#### TASK DETAILS
Answer with nothing except the number of lines that contain the word "SPETTACOLO".

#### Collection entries

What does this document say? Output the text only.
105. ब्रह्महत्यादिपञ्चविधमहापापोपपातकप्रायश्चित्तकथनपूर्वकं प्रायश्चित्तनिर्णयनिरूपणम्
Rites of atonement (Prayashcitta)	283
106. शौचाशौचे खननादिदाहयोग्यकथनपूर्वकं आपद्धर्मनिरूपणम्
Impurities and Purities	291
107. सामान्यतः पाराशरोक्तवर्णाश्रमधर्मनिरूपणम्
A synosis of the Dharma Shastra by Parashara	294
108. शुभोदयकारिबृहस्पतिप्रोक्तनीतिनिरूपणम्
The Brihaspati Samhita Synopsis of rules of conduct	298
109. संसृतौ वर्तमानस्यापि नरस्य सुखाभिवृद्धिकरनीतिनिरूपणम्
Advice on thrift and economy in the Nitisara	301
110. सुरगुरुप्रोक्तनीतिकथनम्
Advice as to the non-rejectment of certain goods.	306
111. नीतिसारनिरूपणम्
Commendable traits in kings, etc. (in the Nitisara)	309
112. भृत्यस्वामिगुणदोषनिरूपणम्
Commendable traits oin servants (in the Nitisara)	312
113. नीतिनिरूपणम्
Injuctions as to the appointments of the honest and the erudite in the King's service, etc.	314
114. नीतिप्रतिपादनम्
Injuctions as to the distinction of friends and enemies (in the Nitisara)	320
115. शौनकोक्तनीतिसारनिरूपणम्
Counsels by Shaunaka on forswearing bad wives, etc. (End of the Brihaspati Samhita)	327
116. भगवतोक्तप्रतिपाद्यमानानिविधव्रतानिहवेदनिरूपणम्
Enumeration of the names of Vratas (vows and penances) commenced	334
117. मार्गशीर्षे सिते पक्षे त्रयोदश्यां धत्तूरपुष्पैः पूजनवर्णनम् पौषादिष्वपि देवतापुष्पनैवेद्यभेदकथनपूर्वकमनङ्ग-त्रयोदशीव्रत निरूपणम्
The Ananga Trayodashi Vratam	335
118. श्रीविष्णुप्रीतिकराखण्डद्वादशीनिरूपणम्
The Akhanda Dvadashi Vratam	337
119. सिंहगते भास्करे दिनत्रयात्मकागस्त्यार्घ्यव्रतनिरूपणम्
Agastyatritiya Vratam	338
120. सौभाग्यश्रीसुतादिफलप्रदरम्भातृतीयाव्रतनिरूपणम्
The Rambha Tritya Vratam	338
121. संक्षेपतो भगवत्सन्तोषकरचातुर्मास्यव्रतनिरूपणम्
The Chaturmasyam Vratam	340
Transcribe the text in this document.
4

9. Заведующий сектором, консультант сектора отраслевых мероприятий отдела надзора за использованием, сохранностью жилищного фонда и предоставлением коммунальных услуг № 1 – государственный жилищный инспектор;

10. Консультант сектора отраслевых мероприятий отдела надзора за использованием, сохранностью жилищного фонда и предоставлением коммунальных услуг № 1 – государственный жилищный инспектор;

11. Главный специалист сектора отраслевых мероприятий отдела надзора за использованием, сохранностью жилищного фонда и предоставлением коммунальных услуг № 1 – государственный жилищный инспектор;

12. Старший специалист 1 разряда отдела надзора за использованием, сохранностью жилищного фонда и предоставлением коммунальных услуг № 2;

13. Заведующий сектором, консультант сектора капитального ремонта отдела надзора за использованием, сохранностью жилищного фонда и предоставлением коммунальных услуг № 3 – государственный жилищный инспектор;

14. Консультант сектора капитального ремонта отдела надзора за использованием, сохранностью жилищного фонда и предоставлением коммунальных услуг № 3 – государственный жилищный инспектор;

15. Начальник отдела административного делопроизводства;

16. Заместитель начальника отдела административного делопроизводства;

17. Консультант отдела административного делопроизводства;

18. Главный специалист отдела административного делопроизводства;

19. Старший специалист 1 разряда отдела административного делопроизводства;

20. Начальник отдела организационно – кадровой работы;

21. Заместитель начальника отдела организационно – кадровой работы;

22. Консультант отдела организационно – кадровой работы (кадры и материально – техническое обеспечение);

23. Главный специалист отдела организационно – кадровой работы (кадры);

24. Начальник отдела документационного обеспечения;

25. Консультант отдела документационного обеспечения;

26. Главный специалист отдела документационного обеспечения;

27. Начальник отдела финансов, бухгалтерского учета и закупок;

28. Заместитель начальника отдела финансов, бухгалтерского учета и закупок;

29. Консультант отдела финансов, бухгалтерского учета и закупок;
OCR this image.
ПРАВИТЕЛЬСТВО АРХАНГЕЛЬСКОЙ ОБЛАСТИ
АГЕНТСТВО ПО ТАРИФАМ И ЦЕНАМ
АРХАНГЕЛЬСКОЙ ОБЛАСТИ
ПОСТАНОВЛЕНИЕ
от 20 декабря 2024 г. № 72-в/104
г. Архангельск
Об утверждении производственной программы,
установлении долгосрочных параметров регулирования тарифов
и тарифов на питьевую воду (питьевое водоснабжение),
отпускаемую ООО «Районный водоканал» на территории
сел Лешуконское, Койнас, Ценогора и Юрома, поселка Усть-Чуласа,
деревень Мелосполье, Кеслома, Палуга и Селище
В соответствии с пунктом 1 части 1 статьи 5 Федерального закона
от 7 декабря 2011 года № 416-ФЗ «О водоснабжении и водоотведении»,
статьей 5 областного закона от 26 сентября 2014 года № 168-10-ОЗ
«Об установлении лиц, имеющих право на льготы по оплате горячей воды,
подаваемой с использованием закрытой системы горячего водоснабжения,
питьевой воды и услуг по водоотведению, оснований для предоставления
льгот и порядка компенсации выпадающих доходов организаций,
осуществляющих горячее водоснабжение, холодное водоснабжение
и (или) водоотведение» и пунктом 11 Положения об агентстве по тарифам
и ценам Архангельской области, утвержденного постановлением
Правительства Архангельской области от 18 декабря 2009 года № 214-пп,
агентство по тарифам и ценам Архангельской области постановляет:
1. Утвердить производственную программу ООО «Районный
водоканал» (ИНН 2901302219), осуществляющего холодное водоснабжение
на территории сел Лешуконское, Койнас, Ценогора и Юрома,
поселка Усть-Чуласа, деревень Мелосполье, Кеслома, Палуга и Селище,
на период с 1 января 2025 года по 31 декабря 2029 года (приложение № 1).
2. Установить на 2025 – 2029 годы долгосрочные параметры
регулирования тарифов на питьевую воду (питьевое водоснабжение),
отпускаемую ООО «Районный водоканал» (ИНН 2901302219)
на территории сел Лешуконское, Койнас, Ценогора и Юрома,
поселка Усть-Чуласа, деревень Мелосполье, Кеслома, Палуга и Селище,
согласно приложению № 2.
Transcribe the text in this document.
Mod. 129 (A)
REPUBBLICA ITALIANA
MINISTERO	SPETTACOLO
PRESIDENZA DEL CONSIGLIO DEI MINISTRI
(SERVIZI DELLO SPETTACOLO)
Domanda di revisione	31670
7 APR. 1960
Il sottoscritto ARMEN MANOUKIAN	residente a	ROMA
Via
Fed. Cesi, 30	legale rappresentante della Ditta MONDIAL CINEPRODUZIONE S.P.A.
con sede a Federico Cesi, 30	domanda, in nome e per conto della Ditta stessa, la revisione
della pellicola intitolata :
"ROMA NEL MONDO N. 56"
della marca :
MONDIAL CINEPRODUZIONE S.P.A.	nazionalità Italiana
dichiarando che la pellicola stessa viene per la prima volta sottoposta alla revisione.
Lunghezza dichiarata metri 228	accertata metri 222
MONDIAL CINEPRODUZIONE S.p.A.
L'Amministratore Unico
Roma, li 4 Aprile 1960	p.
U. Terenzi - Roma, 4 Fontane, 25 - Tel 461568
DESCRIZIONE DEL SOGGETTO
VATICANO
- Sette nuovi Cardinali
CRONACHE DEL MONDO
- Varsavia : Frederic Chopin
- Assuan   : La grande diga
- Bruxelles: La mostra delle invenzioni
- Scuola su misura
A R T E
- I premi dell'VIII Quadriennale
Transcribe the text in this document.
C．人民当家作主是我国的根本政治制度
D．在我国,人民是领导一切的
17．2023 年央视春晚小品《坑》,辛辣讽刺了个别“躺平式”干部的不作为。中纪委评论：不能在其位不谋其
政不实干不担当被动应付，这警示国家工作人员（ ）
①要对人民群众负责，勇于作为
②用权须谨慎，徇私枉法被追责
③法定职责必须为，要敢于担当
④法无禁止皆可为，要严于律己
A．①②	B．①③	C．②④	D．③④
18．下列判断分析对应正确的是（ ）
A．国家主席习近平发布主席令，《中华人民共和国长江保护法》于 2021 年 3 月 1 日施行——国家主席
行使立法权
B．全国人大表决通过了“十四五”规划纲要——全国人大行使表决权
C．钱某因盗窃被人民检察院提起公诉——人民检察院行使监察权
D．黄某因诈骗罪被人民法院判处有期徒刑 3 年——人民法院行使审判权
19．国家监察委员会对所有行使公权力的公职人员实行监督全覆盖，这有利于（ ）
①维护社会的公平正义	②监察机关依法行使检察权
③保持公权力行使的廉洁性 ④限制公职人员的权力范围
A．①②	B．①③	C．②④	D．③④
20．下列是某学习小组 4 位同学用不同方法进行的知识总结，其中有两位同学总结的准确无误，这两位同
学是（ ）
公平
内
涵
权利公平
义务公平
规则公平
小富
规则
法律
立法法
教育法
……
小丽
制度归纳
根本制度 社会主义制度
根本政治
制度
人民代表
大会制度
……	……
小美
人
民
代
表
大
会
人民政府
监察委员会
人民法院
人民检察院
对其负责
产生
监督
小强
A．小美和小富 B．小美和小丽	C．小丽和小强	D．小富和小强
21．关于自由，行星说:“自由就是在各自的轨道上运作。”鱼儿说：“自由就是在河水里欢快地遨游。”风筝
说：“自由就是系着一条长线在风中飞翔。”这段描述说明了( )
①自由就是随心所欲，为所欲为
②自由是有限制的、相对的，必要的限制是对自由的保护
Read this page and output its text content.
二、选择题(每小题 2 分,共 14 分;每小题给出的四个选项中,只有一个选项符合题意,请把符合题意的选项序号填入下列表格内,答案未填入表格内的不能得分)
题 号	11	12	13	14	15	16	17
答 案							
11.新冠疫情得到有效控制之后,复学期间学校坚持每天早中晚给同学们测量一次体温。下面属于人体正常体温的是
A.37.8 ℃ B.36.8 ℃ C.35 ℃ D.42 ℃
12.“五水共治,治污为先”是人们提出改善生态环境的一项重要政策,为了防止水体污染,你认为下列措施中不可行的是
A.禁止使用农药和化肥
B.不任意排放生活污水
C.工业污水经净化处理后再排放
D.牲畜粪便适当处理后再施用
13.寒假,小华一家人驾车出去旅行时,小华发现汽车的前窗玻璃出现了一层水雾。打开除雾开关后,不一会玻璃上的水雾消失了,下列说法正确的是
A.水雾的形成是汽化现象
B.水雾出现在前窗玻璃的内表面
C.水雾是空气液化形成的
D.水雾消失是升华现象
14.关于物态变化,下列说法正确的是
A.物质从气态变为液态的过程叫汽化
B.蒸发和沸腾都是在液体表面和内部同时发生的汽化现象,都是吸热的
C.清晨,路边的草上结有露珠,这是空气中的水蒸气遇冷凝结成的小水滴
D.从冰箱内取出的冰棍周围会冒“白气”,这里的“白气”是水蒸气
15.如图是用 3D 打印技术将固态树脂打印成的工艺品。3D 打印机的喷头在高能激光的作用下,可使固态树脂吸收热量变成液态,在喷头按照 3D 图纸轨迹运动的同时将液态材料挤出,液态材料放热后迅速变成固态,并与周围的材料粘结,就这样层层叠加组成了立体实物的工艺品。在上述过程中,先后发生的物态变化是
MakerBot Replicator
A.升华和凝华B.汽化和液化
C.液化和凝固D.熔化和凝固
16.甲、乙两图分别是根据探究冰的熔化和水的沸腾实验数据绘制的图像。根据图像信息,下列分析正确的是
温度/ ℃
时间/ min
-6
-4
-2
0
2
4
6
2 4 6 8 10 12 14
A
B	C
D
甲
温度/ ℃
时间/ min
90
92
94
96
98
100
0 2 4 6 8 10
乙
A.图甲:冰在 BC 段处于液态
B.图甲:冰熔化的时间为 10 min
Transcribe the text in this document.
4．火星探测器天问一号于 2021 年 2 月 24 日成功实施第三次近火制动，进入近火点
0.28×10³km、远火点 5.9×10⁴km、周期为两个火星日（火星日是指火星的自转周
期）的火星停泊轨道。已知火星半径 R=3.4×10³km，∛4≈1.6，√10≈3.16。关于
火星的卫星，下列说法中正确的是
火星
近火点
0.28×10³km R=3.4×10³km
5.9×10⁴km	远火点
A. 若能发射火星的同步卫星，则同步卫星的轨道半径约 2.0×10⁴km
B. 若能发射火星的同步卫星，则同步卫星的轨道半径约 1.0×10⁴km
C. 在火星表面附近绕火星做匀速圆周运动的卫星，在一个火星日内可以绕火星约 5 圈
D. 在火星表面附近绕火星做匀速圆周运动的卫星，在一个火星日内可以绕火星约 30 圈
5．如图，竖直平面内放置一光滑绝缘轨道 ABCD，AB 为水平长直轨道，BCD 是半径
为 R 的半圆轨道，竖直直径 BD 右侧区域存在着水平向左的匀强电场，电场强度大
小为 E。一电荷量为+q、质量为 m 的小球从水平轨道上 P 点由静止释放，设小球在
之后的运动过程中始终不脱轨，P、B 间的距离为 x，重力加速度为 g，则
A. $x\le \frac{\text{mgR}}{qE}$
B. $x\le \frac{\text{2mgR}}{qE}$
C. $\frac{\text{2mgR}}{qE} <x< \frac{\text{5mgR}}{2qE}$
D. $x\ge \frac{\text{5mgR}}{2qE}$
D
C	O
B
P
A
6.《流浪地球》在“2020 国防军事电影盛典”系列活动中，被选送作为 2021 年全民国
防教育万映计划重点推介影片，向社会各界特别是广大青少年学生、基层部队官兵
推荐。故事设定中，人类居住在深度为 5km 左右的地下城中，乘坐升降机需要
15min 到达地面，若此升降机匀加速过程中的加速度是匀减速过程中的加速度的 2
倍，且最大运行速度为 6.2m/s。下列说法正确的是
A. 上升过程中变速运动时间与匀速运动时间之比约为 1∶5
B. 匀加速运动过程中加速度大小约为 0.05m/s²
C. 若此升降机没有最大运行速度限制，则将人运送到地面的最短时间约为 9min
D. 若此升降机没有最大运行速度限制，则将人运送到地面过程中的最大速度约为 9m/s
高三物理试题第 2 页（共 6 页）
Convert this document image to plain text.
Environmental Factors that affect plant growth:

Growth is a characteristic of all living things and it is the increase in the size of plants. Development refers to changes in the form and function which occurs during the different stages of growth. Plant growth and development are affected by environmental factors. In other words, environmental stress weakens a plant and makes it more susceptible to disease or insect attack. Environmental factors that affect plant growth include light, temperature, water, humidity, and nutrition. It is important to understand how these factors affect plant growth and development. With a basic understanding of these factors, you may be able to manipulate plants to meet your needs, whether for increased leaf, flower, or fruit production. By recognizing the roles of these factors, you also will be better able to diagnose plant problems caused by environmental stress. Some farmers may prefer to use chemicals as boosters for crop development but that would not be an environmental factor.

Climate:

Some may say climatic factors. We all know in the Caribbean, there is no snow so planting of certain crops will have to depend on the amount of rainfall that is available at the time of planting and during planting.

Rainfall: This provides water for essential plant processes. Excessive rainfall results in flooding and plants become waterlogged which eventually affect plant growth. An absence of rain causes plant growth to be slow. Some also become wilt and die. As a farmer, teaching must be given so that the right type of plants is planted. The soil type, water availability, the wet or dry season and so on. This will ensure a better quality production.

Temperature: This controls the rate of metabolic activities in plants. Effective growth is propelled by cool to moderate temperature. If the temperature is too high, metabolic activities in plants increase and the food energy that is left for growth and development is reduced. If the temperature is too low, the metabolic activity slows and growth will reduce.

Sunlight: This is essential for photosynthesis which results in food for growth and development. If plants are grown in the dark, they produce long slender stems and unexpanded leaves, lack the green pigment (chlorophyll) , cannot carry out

#### FULL OUTPUT
2